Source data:
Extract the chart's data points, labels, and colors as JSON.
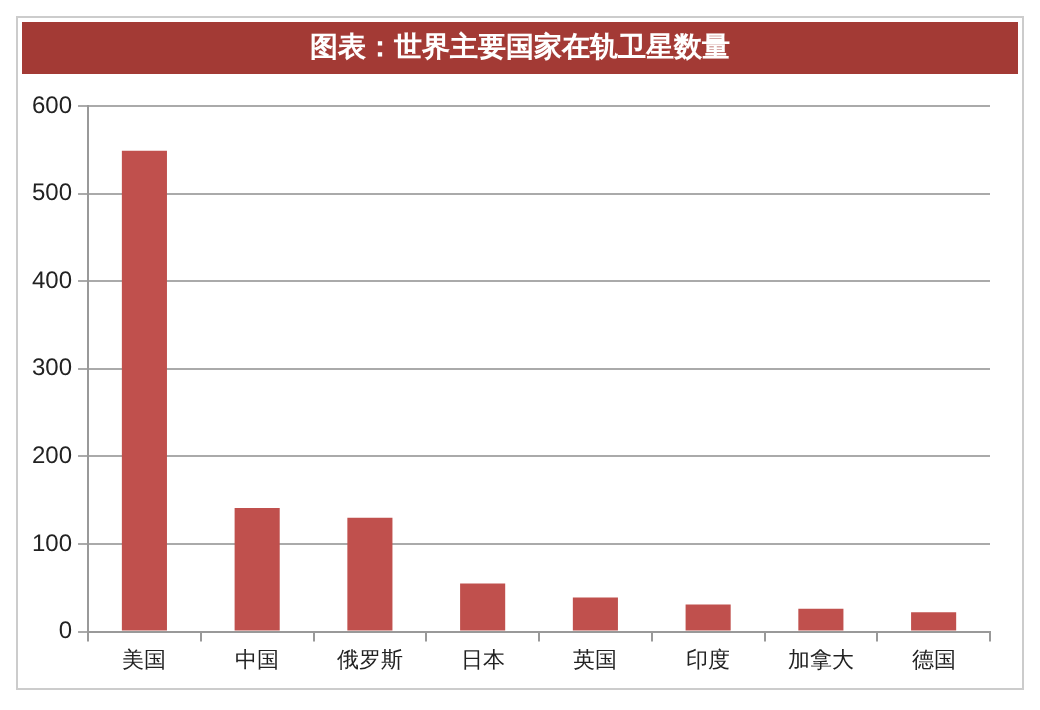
{
  "chart_data": {
    "type": "bar",
    "title": "图表：世界主要国家在轨卫星数量",
    "categories": [
      "美国",
      "中国",
      "俄罗斯",
      "日本",
      "英国",
      "印度",
      "加拿大",
      "德国"
    ],
    "values": [
      549,
      141,
      130,
      55,
      39,
      31,
      26,
      22
    ],
    "color": "#c0504d",
    "ylim": [
      0,
      600
    ],
    "yticks": [
      0,
      100,
      200,
      300,
      400,
      500,
      600
    ],
    "grid": "y"
  }
}
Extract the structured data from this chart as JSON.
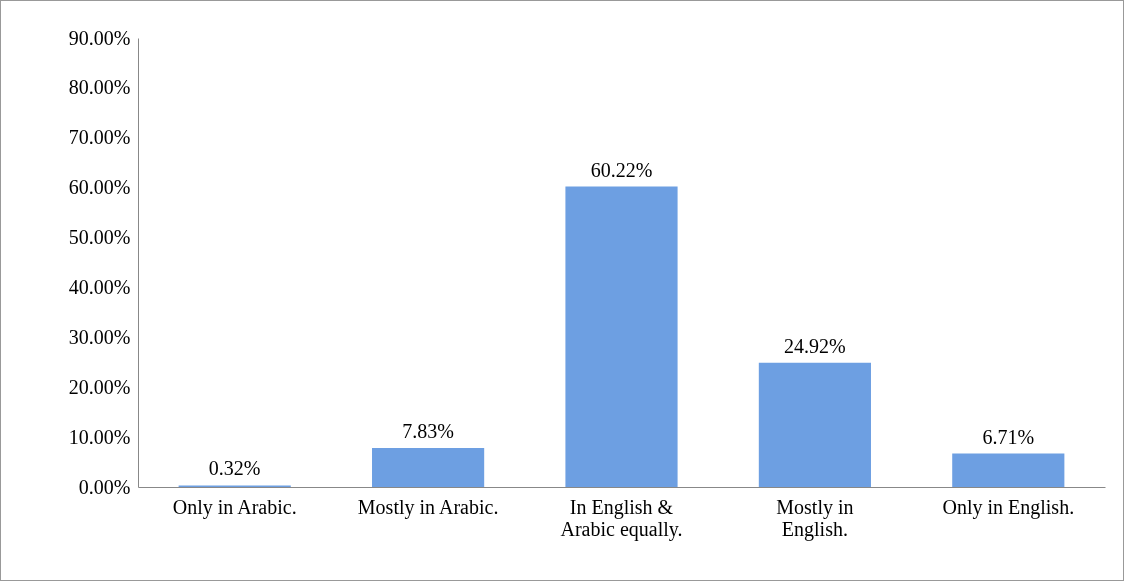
{
  "chart_data": {
    "type": "bar",
    "categories": [
      "Only in Arabic.",
      "Mostly in Arabic.",
      "In English & Arabic equally.",
      "Mostly in English.",
      "Only in English."
    ],
    "values": [
      0.32,
      7.83,
      60.22,
      24.92,
      6.71
    ],
    "value_labels": [
      "0.32%",
      "7.83%",
      "60.22%",
      "24.92%",
      "6.71%"
    ],
    "color": "#6d9fe2",
    "ylim": [
      0,
      90
    ],
    "yticks": [
      {
        "value": 0,
        "label": "0.00%"
      },
      {
        "value": 10,
        "label": "10.00%"
      },
      {
        "value": 20,
        "label": "20.00%"
      },
      {
        "value": 30,
        "label": "30.00%"
      },
      {
        "value": 40,
        "label": "40.00%"
      },
      {
        "value": 50,
        "label": "50.00%"
      },
      {
        "value": 60,
        "label": "60.00%"
      },
      {
        "value": 70,
        "label": "70.00%"
      },
      {
        "value": 80,
        "label": "80.00%"
      },
      {
        "value": 90,
        "label": "90.00%"
      }
    ],
    "grid": false
  }
}
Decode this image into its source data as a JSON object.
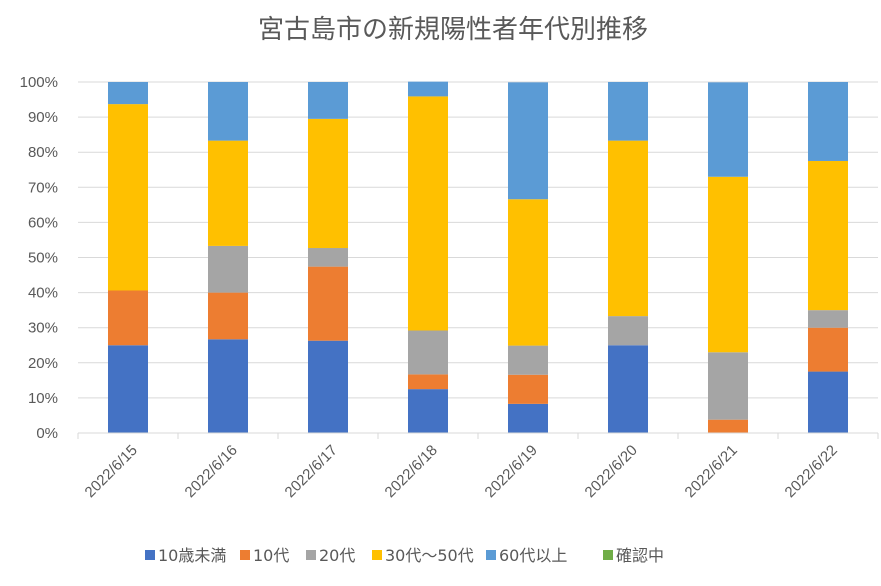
{
  "chart_data": {
    "type": "bar",
    "stacked": "percent",
    "title": "宮古島市の新規陽性者年代別推移",
    "xlabel": "",
    "ylabel": "",
    "ylim": [
      0,
      100
    ],
    "yticks": [
      "0%",
      "10%",
      "20%",
      "30%",
      "40%",
      "50%",
      "60%",
      "70%",
      "80%",
      "90%",
      "100%"
    ],
    "grid": true,
    "legend_position": "bottom",
    "categories": [
      "2022/6/15",
      "2022/6/16",
      "2022/6/17",
      "2022/6/18",
      "2022/6/19",
      "2022/6/20",
      "2022/6/21",
      "2022/6/22"
    ],
    "series": [
      {
        "name": "10歳未満",
        "color": "#4472C4",
        "values": [
          25.0,
          26.7,
          26.3,
          12.5,
          8.3,
          25.0,
          0.0,
          17.5
        ]
      },
      {
        "name": "10代",
        "color": "#ED7D31",
        "values": [
          15.6,
          13.3,
          21.1,
          4.2,
          8.3,
          0.0,
          3.8,
          12.5
        ]
      },
      {
        "name": "20代",
        "color": "#A5A5A5",
        "values": [
          0.0,
          13.3,
          5.3,
          12.5,
          8.3,
          8.3,
          19.2,
          5.0
        ]
      },
      {
        "name": "30代～50代",
        "color": "#FFC000",
        "values": [
          53.1,
          30.0,
          36.8,
          66.7,
          41.7,
          50.0,
          50.0,
          42.5
        ]
      },
      {
        "name": "60代以上",
        "color": "#5B9BD5",
        "values": [
          6.3,
          16.7,
          10.5,
          4.2,
          33.3,
          16.7,
          26.9,
          22.5
        ]
      },
      {
        "name": "確認中",
        "color": "#70AD47",
        "values": [
          0,
          0,
          0,
          0,
          0,
          0,
          0,
          0
        ]
      }
    ]
  }
}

Problem to work on:
Output the data above without changes, apart from leaving out the pictures.

Output for this exercise:
Extract the chart's data points, labels, and colors as JSON.
{
  "chart_data": {
    "type": "bar",
    "title": "图表：世界主要国家在轨卫星数量",
    "categories": [
      "美国",
      "中国",
      "俄罗斯",
      "日本",
      "英国",
      "印度",
      "加拿大",
      "德国"
    ],
    "values": [
      549,
      141,
      130,
      55,
      39,
      31,
      26,
      22
    ],
    "color": "#c0504d",
    "ylim": [
      0,
      600
    ],
    "yticks": [
      0,
      100,
      200,
      300,
      400,
      500,
      600
    ],
    "grid": "y"
  }
}
Extract the structured data from this chart as JSON.
{
  "chart_data": {
    "type": "bar",
    "categories": [
      "Only in Arabic.",
      "Mostly in Arabic.",
      "In English & Arabic equally.",
      "Mostly in English.",
      "Only in English."
    ],
    "values": [
      0.32,
      7.83,
      60.22,
      24.92,
      6.71
    ],
    "value_labels": [
      "0.32%",
      "7.83%",
      "60.22%",
      "24.92%",
      "6.71%"
    ],
    "color": "#6d9fe2",
    "ylim": [
      0,
      90
    ],
    "yticks": [
      {
        "value": 0,
        "label": "0.00%"
      },
      {
        "value": 10,
        "label": "10.00%"
      },
      {
        "value": 20,
        "label": "20.00%"
      },
      {
        "value": 30,
        "label": "30.00%"
      },
      {
        "value": 40,
        "label": "40.00%"
      },
      {
        "value": 50,
        "label": "50.00%"
      },
      {
        "value": 60,
        "label": "60.00%"
      },
      {
        "value": 70,
        "label": "70.00%"
      },
      {
        "value": 80,
        "label": "80.00%"
      },
      {
        "value": 90,
        "label": "90.00%"
      }
    ],
    "grid": false
  }
}
Decode this image into its source data as a JSON object.
{
  "chart_data": {
    "type": "bar",
    "stacked": "percent",
    "title": "宮古島市の新規陽性者年代別推移",
    "xlabel": "",
    "ylabel": "",
    "ylim": [
      0,
      100
    ],
    "yticks": [
      "0%",
      "10%",
      "20%",
      "30%",
      "40%",
      "50%",
      "60%",
      "70%",
      "80%",
      "90%",
      "100%"
    ],
    "grid": true,
    "legend_position": "bottom",
    "categories": [
      "2022/6/15",
      "2022/6/16",
      "2022/6/17",
      "2022/6/18",
      "2022/6/19",
      "2022/6/20",
      "2022/6/21",
      "2022/6/22"
    ],
    "series": [
      {
        "name": "10歳未満",
        "color": "#4472C4",
        "values": [
          25.0,
          26.7,
          26.3,
          12.5,
          8.3,
          25.0,
          0.0,
          17.5
        ]
      },
      {
        "name": "10代",
        "color": "#ED7D31",
        "values": [
          15.6,
          13.3,
          21.1,
          4.2,
          8.3,
          0.0,
          3.8,
          12.5
        ]
      },
      {
        "name": "20代",
        "color": "#A5A5A5",
        "values": [
          0.0,
          13.3,
          5.3,
          12.5,
          8.3,
          8.3,
          19.2,
          5.0
        ]
      },
      {
        "name": "30代～50代",
        "color": "#FFC000",
        "values": [
          53.1,
          30.0,
          36.8,
          66.7,
          41.7,
          50.0,
          50.0,
          42.5
        ]
      },
      {
        "name": "60代以上",
        "color": "#5B9BD5",
        "values": [
          6.3,
          16.7,
          10.5,
          4.2,
          33.3,
          16.7,
          26.9,
          22.5
        ]
      },
      {
        "name": "確認中",
        "color": "#70AD47",
        "values": [
          0,
          0,
          0,
          0,
          0,
          0,
          0,
          0
        ]
      }
    ]
  }
}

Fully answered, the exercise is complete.